**WHAT TO WORK ON**
Below is a block of records. Copy every line in it that contains the word "icon".

Begin GIVEN DATA

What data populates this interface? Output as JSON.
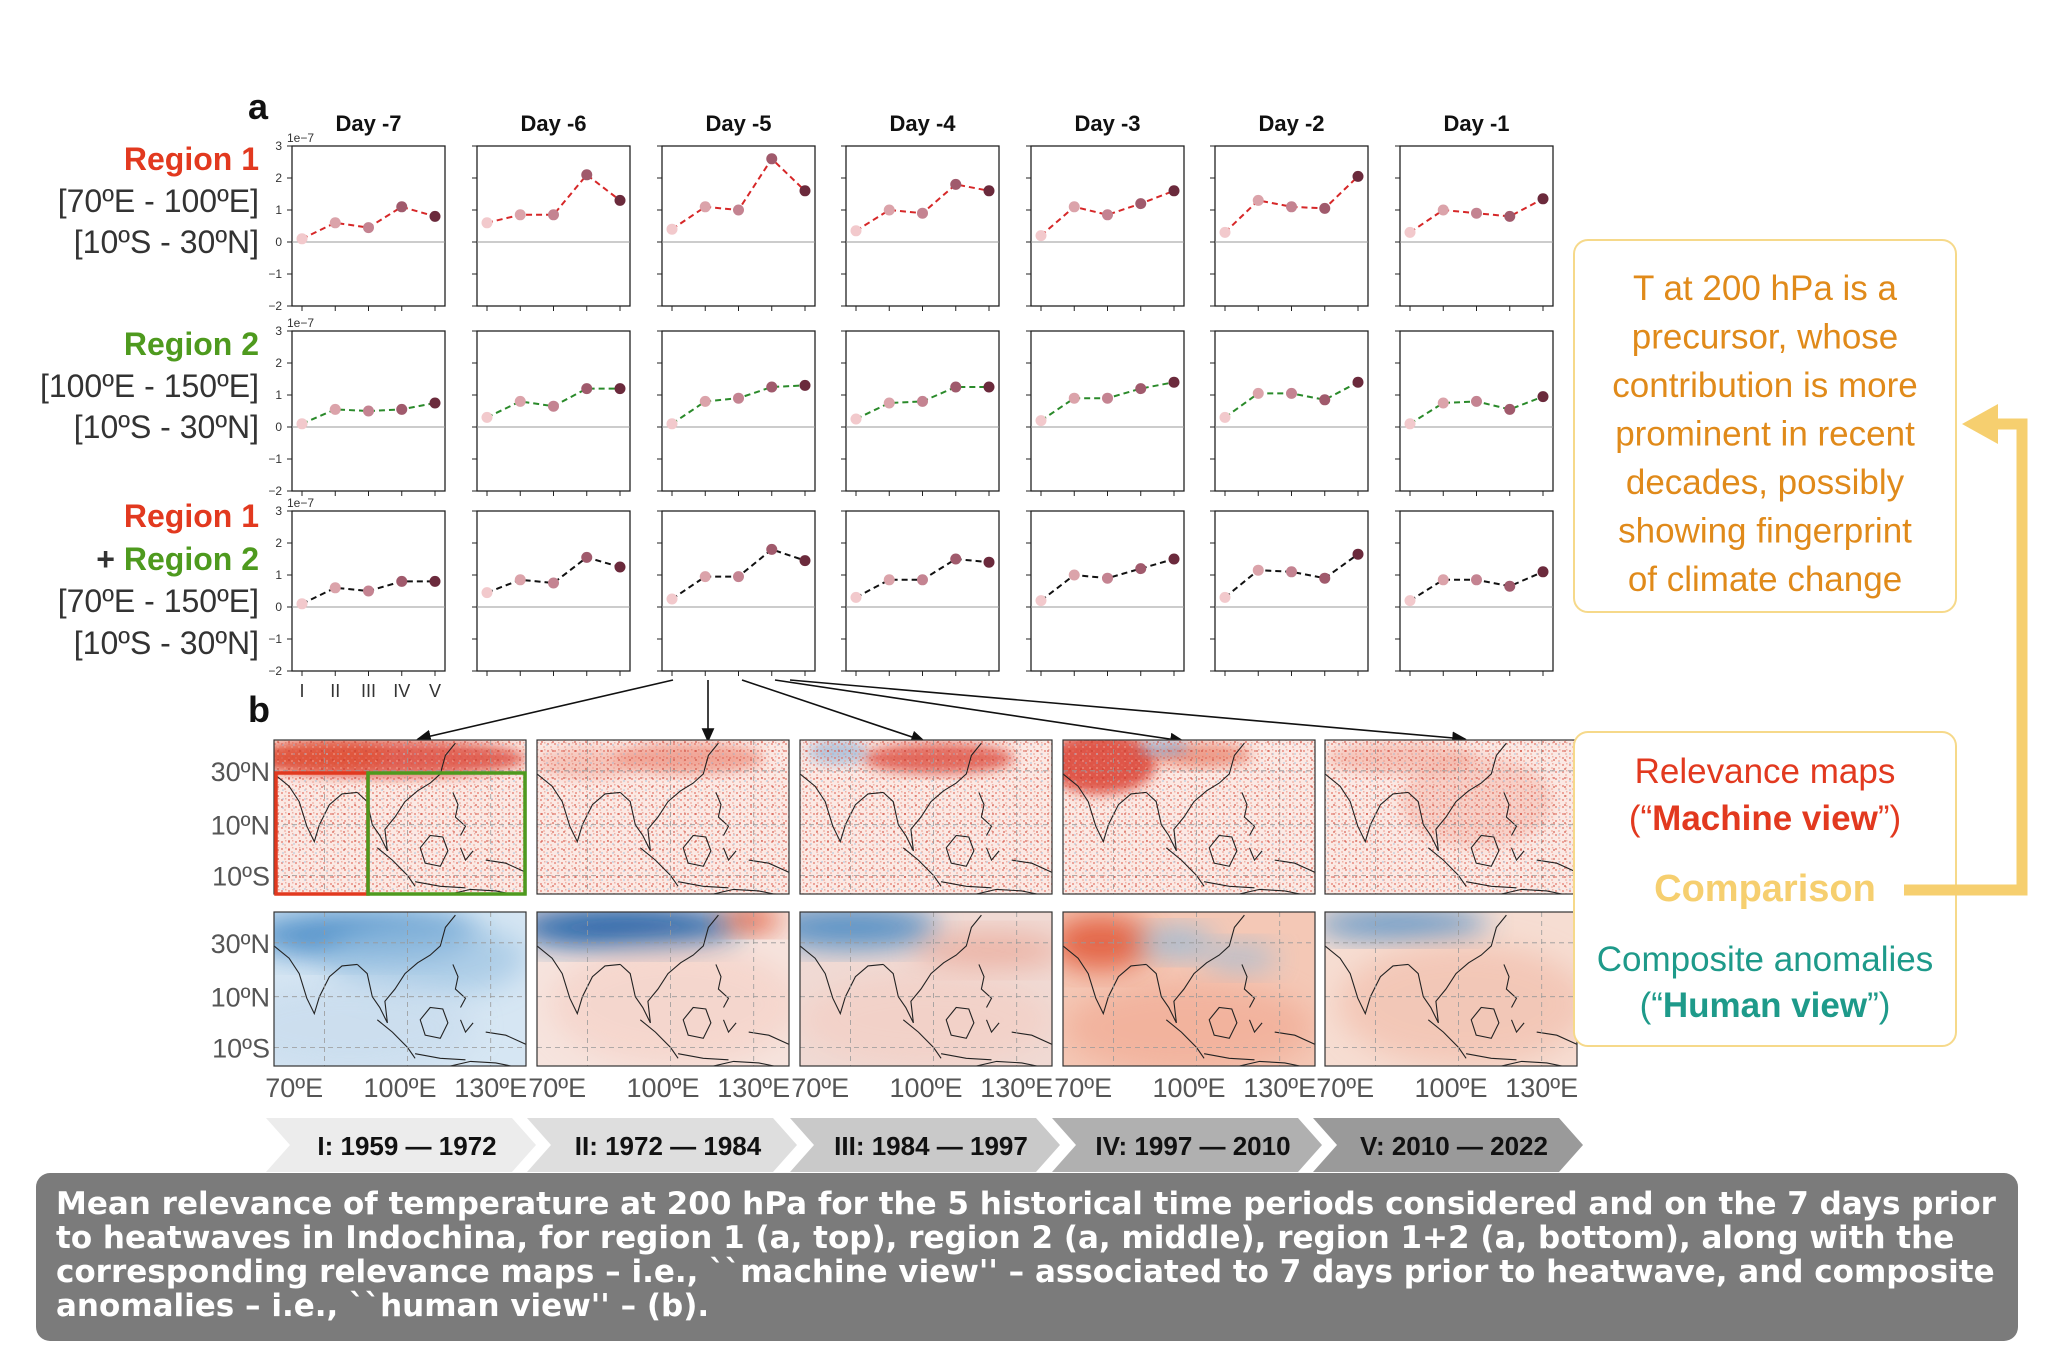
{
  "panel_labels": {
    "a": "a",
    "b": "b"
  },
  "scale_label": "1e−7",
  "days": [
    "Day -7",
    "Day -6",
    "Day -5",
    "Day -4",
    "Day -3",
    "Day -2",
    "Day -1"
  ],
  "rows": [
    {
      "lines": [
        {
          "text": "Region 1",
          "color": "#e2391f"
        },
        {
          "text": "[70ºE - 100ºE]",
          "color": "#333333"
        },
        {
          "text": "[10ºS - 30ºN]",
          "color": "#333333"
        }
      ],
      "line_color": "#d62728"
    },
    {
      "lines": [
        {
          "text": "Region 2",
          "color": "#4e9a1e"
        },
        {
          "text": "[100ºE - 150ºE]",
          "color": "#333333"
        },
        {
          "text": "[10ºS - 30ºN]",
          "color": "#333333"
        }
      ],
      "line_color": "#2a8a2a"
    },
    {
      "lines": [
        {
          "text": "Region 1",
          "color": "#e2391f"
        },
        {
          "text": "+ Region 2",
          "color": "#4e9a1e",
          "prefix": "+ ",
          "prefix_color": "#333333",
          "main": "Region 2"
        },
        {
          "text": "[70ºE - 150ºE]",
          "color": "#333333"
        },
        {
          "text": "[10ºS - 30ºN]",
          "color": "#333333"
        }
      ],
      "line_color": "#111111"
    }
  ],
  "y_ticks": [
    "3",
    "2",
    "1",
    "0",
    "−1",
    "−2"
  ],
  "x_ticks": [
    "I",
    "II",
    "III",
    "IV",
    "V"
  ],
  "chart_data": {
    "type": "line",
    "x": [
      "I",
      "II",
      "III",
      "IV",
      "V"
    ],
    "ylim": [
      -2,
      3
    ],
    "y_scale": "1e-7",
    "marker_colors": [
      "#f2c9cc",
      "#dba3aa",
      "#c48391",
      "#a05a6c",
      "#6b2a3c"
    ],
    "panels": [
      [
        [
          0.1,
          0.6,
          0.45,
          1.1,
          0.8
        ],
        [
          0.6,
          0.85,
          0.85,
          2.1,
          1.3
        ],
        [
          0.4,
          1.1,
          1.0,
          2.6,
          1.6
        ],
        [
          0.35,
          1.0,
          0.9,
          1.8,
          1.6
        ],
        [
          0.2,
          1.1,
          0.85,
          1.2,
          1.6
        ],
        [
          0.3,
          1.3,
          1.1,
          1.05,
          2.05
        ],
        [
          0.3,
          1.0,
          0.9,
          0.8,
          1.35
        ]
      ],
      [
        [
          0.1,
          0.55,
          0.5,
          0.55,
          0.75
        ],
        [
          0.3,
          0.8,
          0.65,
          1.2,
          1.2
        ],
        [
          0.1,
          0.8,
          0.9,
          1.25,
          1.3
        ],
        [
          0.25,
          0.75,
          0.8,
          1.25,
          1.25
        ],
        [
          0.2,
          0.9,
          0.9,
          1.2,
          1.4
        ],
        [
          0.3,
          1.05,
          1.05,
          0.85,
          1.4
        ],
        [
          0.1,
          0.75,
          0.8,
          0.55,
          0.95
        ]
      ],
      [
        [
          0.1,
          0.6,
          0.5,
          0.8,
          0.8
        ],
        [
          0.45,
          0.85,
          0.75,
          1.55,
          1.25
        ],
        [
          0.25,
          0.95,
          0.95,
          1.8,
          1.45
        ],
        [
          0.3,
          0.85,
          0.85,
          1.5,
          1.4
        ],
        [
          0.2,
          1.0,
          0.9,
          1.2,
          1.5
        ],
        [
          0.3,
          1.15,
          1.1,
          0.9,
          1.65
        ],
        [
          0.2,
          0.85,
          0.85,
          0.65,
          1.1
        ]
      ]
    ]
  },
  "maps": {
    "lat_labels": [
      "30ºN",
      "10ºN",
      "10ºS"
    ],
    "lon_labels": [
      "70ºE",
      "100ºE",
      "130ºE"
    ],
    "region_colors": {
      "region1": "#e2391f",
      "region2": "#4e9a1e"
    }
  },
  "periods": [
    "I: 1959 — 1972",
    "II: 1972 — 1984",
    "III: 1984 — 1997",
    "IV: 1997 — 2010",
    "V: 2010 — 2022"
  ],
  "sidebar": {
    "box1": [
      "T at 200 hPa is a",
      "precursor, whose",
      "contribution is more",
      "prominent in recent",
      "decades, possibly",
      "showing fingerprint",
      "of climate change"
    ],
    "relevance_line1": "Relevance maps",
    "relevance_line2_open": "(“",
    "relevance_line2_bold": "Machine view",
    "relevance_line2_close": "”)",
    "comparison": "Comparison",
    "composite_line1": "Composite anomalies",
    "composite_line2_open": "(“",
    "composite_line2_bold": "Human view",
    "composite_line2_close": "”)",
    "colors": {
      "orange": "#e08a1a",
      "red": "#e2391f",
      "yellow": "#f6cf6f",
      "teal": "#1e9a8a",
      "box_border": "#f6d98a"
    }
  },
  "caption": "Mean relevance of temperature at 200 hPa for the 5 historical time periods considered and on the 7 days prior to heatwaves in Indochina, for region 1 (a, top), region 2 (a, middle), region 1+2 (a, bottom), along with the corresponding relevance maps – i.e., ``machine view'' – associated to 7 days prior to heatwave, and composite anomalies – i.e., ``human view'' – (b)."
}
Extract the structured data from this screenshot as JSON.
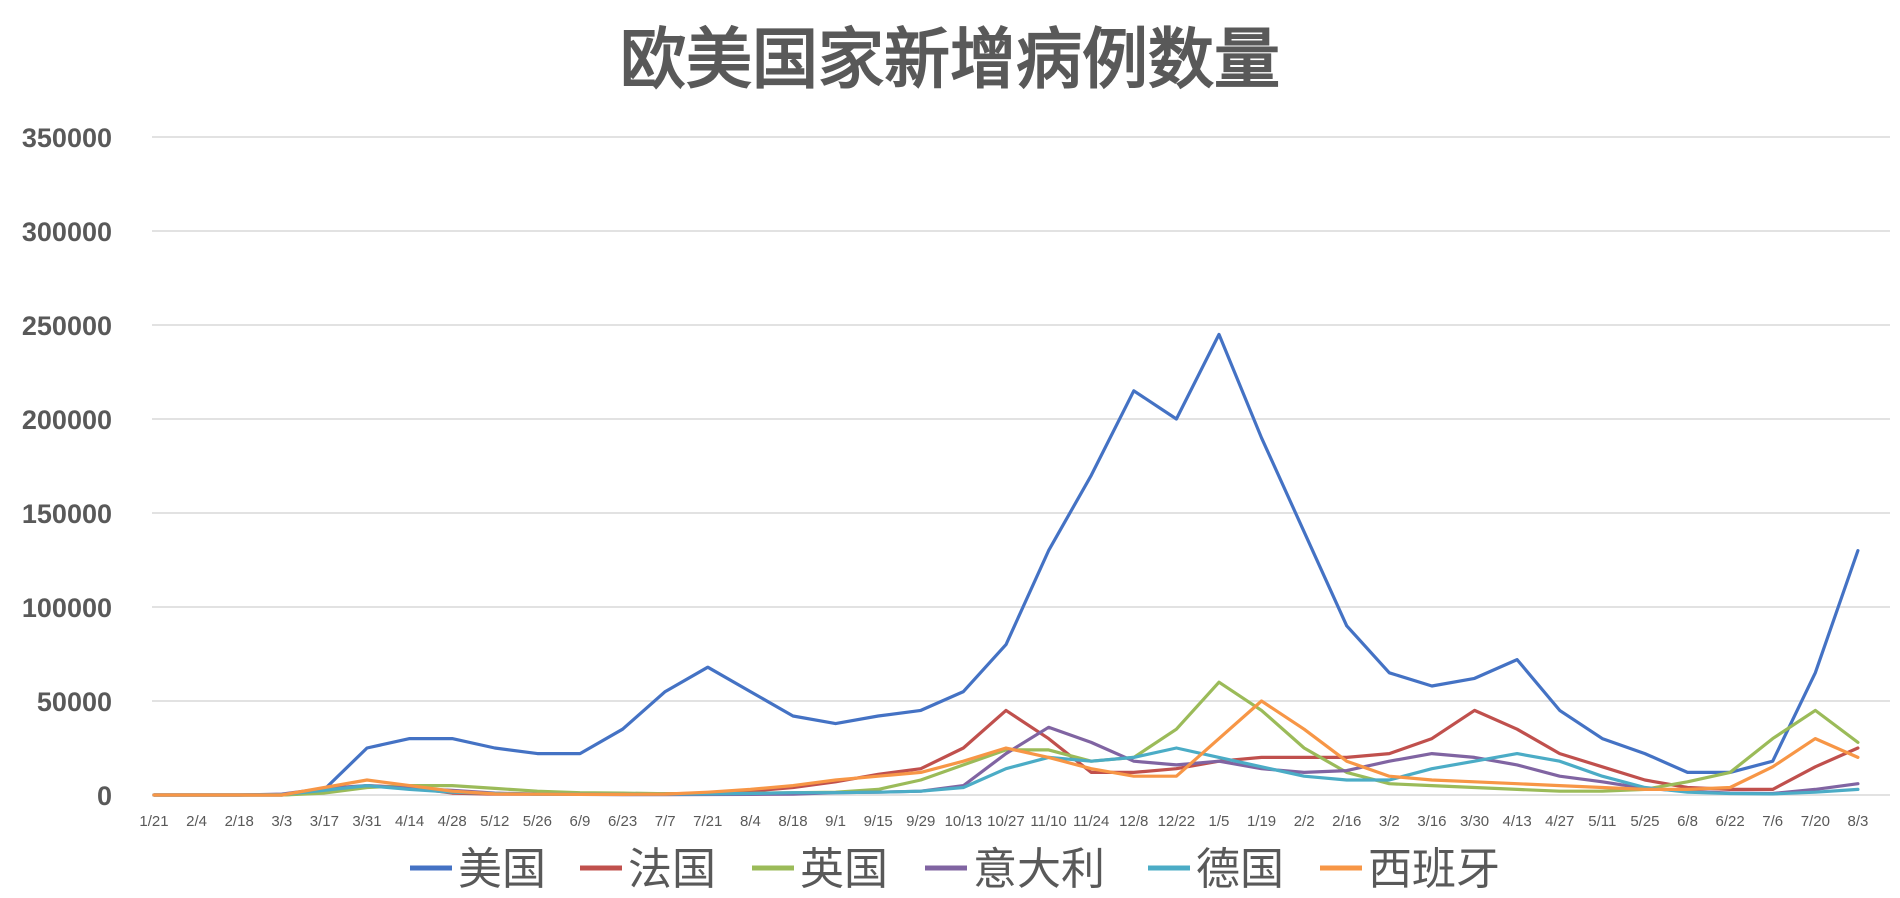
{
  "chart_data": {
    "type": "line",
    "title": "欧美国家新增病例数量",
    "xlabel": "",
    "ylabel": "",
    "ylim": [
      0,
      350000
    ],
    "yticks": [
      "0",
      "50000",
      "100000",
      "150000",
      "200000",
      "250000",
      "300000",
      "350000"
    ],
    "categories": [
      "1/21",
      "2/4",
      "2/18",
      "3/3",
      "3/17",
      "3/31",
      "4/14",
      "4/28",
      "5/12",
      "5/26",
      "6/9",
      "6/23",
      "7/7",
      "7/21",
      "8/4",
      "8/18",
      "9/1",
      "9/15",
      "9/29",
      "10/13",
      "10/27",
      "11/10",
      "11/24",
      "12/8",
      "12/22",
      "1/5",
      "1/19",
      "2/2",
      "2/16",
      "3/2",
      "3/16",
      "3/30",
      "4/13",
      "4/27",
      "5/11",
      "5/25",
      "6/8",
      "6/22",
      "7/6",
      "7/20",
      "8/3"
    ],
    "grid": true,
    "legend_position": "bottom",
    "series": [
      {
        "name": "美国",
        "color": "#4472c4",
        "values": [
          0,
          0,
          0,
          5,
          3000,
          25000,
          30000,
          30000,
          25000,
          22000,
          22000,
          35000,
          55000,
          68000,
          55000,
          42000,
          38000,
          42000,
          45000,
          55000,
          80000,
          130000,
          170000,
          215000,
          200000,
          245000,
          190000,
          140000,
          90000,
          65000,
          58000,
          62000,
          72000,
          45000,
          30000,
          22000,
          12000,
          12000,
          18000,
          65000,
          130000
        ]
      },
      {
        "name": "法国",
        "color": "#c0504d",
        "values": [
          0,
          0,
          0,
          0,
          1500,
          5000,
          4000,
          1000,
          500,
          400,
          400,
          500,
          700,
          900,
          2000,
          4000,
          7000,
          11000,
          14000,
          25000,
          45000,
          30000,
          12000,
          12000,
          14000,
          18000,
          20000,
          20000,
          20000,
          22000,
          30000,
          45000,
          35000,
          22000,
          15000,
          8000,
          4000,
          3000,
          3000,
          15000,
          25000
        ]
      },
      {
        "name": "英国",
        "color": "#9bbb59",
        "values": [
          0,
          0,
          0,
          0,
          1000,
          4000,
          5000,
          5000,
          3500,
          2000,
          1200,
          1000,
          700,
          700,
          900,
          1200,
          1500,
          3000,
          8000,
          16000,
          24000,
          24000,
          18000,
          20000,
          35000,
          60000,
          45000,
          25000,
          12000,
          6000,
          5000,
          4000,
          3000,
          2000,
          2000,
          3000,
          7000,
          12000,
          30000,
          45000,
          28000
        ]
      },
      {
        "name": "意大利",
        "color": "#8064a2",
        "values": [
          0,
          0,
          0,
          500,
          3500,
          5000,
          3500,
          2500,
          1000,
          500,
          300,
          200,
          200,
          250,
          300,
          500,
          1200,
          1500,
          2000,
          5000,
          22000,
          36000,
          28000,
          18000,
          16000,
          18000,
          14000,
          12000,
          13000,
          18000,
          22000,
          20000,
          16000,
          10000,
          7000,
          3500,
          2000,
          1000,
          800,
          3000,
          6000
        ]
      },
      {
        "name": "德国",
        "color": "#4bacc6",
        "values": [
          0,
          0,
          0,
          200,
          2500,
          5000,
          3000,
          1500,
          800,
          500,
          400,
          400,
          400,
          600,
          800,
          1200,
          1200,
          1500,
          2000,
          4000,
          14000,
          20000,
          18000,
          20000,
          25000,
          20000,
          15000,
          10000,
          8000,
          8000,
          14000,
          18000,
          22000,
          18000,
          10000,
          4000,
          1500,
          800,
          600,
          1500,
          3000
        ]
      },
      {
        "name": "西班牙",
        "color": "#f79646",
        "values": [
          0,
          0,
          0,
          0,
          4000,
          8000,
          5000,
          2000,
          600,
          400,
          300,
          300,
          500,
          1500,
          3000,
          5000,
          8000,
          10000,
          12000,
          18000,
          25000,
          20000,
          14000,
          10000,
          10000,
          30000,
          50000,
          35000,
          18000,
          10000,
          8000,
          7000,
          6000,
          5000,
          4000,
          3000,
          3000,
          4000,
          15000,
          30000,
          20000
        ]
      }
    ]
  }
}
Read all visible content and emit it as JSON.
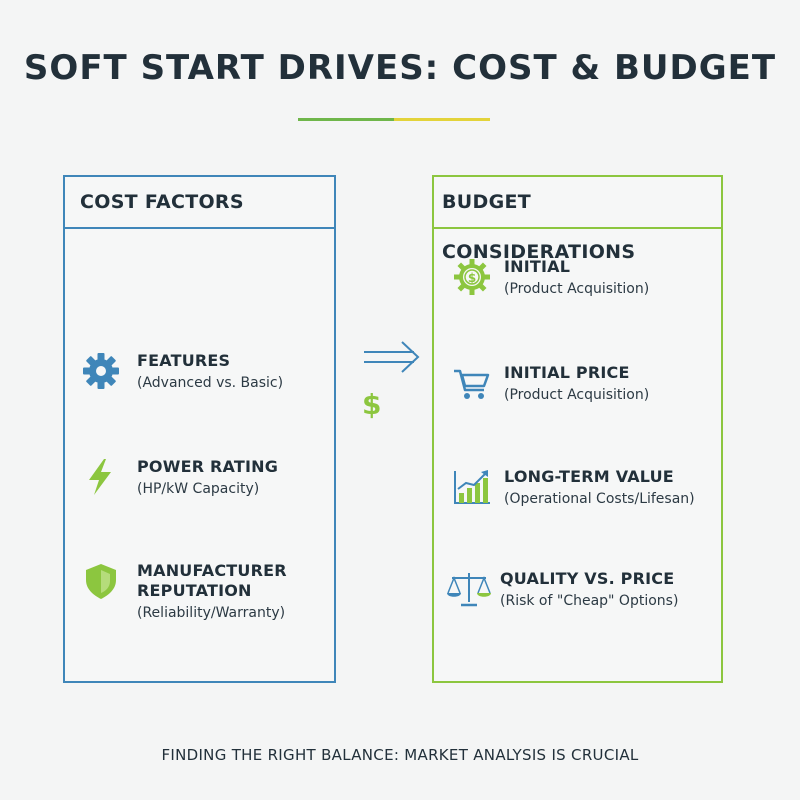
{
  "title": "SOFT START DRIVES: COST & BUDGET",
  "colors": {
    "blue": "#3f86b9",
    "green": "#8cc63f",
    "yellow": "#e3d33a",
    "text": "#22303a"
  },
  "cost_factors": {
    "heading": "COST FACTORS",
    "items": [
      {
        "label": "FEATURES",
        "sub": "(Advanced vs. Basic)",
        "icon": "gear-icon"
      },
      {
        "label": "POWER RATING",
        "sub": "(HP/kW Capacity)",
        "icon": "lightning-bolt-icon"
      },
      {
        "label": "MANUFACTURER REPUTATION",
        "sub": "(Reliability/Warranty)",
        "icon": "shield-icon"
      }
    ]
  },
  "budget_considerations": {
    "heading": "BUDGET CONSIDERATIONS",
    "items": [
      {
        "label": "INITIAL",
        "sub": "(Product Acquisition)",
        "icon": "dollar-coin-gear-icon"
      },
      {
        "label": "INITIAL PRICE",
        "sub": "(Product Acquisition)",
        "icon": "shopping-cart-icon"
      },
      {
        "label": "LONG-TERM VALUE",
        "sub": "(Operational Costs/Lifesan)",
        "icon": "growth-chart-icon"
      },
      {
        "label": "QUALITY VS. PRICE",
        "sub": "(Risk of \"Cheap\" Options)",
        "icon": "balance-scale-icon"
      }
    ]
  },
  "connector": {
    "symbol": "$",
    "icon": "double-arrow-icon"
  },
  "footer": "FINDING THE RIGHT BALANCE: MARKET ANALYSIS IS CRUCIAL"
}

End GIVEN DATA

**COMPLETE RESPONSE**
        "icon": "gear-icon"
        "icon": "lightning-bolt-icon"
        "icon": "shield-icon"
        "icon": "dollar-coin-gear-icon"
        "icon": "shopping-cart-icon"
        "icon": "growth-chart-icon"
        "icon": "balance-scale-icon"
    "icon": "double-arrow-icon"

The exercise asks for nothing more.